- **Page excerpt**
The problem you need to solve here is pretty simple. You are give a function f(A, n), where A is an array of integers and n is the number of elements in the array. f(A, n) is defined as follows:

long long f( int A[], int n ) { // n = size of A

    long long sum = 0;

    for( int i = 0; i < n; i++ )

        for( int j = i + 1; j < n; j++ )

            sum += A[i] - A[j];

    return sum;

}

Given the array A and an integer n, and some queries of the form:

1)      0 x v (0 ≤ x < n, 0 ≤ v ≤ 10⁶), meaning that you have to change the value of A[x] to v.

2)      1, meaning that you have to find f as described above.

Input

Input starts with an integer T (≤ 5), denoting the number of test cases.

- **Data segment**

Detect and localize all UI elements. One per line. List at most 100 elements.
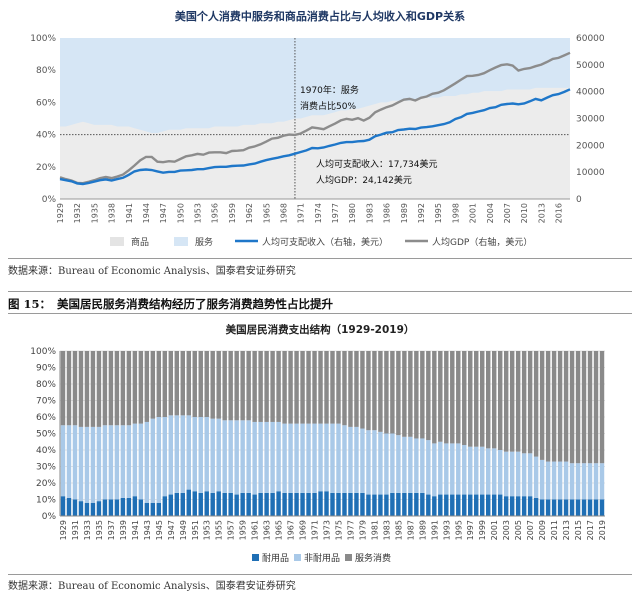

- **Given task A**
Rewrite the passage of the array-sum problem statement starting with "for( int j = i + 1; j < n; j++ )" and going on through "find f as described above.", putting "operations" in place of "queries".
- **Given task B**
Write the next part of the programming problem about the function f(A, n), beginning after its last sentence.

- **Response A**
for( int j = i + 1; j < n; j++ )

            sum += A[i] - A[j];

    return sum;

}

Given the array A and an integer n, and some operations of the form:

1)      0 x v (0 ≤ x < n, 0 ≤ v ≤ 10⁶), meaning that you have to change the value of A[x] to v.

2)      1, meaning that you have to find f as described above.

- **Response B**
Each case starts with a line containing two integers: n and q (1 ≤ n, q ≤ 10⁵). The next line contains n space separated integers between 0 and 10⁶ denoting the array A as described above.

Each of the next q lines contains one query as described above.

Output

For each case, print the case number in a single line first. Then for each query-type "1" print one single line containing the value of f(A, n).

Sample Input	Output for Sample Input
1 3 5 1 2 3 1 0 0 3 1 0 2 1 1	Case 1: -4 0 4

题解：我的思路本来是针对每次的修改，都在询问里面找值，不出意外肯定超时了，出来看了大神的题解，是针对每次修改再修改sum就妥了，比赛的时候就没想到。。。

代码：

#include<iostream>
#include<cstdio>
#include<cstring>
#include<cmath>
#include<algorithm>
#define mem(x,y) memset(x,y,sizeof(x))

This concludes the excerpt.